>> start Source material

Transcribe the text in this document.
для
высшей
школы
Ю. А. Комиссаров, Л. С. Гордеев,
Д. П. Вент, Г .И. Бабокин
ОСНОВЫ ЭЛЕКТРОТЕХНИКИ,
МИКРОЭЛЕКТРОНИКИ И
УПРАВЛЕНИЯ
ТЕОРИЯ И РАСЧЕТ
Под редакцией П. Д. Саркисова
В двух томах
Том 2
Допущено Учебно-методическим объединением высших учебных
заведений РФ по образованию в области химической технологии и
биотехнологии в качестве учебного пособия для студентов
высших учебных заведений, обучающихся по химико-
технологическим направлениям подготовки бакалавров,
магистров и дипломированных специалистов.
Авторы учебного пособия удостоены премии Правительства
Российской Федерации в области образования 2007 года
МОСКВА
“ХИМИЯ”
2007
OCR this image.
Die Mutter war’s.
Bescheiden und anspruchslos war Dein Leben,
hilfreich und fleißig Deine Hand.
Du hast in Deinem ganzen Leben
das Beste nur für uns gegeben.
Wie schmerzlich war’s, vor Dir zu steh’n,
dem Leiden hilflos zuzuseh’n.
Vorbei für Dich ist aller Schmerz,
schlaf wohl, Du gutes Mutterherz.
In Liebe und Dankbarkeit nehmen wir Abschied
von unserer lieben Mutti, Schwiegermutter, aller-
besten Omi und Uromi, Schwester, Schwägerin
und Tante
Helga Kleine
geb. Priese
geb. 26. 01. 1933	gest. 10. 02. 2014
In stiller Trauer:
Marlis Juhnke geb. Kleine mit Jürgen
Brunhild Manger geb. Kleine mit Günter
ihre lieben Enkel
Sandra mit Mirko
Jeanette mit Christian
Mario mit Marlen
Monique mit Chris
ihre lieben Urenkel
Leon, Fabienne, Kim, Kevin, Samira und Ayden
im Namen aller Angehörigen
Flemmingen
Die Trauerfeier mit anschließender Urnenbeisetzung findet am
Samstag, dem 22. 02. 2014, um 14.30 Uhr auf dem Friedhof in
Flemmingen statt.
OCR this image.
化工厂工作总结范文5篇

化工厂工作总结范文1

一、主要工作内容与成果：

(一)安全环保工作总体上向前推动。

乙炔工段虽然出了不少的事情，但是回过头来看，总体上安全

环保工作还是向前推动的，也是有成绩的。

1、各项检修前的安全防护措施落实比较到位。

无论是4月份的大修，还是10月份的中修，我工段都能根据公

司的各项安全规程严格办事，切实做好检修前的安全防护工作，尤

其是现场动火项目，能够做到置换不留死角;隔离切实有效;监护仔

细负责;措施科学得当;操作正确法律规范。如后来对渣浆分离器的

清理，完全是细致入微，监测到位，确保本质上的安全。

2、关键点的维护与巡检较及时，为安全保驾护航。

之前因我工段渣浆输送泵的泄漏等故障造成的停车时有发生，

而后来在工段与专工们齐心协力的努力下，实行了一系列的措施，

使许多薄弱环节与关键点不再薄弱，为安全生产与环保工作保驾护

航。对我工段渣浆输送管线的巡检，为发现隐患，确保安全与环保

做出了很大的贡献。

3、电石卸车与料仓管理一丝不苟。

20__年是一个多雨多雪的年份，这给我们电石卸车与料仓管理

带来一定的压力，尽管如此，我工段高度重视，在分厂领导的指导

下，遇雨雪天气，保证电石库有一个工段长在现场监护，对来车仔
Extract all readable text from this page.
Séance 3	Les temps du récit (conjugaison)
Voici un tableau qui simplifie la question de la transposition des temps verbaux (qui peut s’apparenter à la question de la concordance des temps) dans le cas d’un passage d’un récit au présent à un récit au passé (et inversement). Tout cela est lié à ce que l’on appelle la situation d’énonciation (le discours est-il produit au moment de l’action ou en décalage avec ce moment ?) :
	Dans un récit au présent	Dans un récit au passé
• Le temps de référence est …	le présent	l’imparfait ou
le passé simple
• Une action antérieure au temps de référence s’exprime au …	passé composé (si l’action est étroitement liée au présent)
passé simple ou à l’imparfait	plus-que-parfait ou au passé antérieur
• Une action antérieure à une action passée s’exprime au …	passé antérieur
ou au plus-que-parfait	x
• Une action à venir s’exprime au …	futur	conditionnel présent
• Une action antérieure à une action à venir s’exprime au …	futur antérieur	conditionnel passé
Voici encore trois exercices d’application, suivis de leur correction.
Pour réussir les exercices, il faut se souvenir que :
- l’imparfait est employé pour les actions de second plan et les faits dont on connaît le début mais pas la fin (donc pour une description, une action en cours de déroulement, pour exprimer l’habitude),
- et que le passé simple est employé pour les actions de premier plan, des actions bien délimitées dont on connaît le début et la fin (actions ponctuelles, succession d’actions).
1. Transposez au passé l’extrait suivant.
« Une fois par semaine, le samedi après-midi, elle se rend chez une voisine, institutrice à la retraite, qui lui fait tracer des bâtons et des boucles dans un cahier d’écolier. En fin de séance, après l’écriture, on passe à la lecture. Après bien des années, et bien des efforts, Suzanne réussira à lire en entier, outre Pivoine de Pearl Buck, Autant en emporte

>> end Source material

Output the records above in their entirety, exactly.

Transcribe the text in this document.
для
высшей
школы
Ю. А. Комиссаров, Л. С. Гордеев,
Д. П. Вент, Г .И. Бабокин
ОСНОВЫ ЭЛЕКТРОТЕХНИКИ,
МИКРОЭЛЕКТРОНИКИ И
УПРАВЛЕНИЯ
ТЕОРИЯ И РАСЧЕТ
Под редакцией П. Д. Саркисова
В двух томах
Том 2
Допущено Учебно-методическим объединением высших учебных
заведений РФ по образованию в области химической технологии и
биотехнологии в качестве учебного пособия для студентов
высших учебных заведений, обучающихся по химико-
технологическим направлениям подготовки бакалавров,
магистров и дипломированных специалистов.
Авторы учебного пособия удостоены премии Правительства
Российской Федерации в области образования 2007 года
МОСКВА
“ХИМИЯ”
2007
OCR this image.
Die Mutter war’s.
Bescheiden und anspruchslos war Dein Leben,
hilfreich und fleißig Deine Hand.
Du hast in Deinem ganzen Leben
das Beste nur für uns gegeben.
Wie schmerzlich war’s, vor Dir zu steh’n,
dem Leiden hilflos zuzuseh’n.
Vorbei für Dich ist aller Schmerz,
schlaf wohl, Du gutes Mutterherz.
In Liebe und Dankbarkeit nehmen wir Abschied
von unserer lieben Mutti, Schwiegermutter, aller-
besten Omi und Uromi, Schwester, Schwägerin
und Tante
Helga Kleine
geb. Priese
geb. 26. 01. 1933	gest. 10. 02. 2014
In stiller Trauer:
Marlis Juhnke geb. Kleine mit Jürgen
Brunhild Manger geb. Kleine mit Günter
ihre lieben Enkel
Sandra mit Mirko
Jeanette mit Christian
Mario mit Marlen
Monique mit Chris
ihre lieben Urenkel
Leon, Fabienne, Kim, Kevin, Samira und Ayden
im Namen aller Angehörigen
Flemmingen
Die Trauerfeier mit anschließender Urnenbeisetzung findet am
Samstag, dem 22. 02. 2014, um 14.30 Uhr auf dem Friedhof in
Flemmingen statt.
OCR this image.
化工厂工作总结范文5篇

化工厂工作总结范文1

一、主要工作内容与成果：

(一)安全环保工作总体上向前推动。

乙炔工段虽然出了不少的事情，但是回过头来看，总体上安全

环保工作还是向前推动的，也是有成绩的。

1、各项检修前的安全防护措施落实比较到位。

无论是4月份的大修，还是10月份的中修，我工段都能根据公

司的各项安全规程严格办事，切实做好检修前的安全防护工作，尤

其是现场动火项目，能够做到置换不留死角;隔离切实有效;监护仔

细负责;措施科学得当;操作正确法律规范。如后来对渣浆分离器的

清理，完全是细致入微，监测到位，确保本质上的安全。

2、关键点的维护与巡检较及时，为安全保驾护航。

之前因我工段渣浆输送泵的泄漏等故障造成的停车时有发生，

而后来在工段与专工们齐心协力的努力下，实行了一系列的措施，

使许多薄弱环节与关键点不再薄弱，为安全生产与环保工作保驾护

航。对我工段渣浆输送管线的巡检，为发现隐患，确保安全与环保

做出了很大的贡献。

3、电石卸车与料仓管理一丝不苟。

20__年是一个多雨多雪的年份，这给我们电石卸车与料仓管理

带来一定的压力，尽管如此，我工段高度重视，在分厂领导的指导

下，遇雨雪天气，保证电石库有一个工段长在现场监护，对来车仔
Extract all readable text from this page.
Séance 3	Les temps du récit (conjugaison)
Voici un tableau qui simplifie la question de la transposition des temps verbaux (qui peut s’apparenter à la question de la concordance des temps) dans le cas d’un passage d’un récit au présent à un récit au passé (et inversement). Tout cela est lié à ce que l’on appelle la situation d’énonciation (le discours est-il produit au moment de l’action ou en décalage avec ce moment ?) :
	Dans un récit au présent	Dans un récit au passé
• Le temps de référence est …	le présent	l’imparfait ou
le passé simple
• Une action antérieure au temps de référence s’exprime au …	passé composé (si l’action est étroitement liée au présent)
passé simple ou à l’imparfait	plus-que-parfait ou au passé antérieur
• Une action antérieure à une action passée s’exprime au …	passé antérieur
ou au plus-que-parfait	x
• Une action à venir s’exprime au …	futur	conditionnel présent
• Une action antérieure à une action à venir s’exprime au …	futur antérieur	conditionnel passé
Voici encore trois exercices d’application, suivis de leur correction.
Pour réussir les exercices, il faut se souvenir que :
- l’imparfait est employé pour les actions de second plan et les faits dont on connaît le début mais pas la fin (donc pour une description, une action en cours de déroulement, pour exprimer l’habitude),
- et que le passé simple est employé pour les actions de premier plan, des actions bien délimitées dont on connaît le début et la fin (actions ponctuelles, succession d’actions).
1. Transposez au passé l’extrait suivant.
« Une fois par semaine, le samedi après-midi, elle se rend chez une voisine, institutrice à la retraite, qui lui fait tracer des bâtons et des boucles dans un cahier d’écolier. En fin de séance, après l’écriture, on passe à la lecture. Après bien des années, et bien des efforts, Suzanne réussira à lire en entier, outre Pivoine de Pearl Buck, Autant en emporte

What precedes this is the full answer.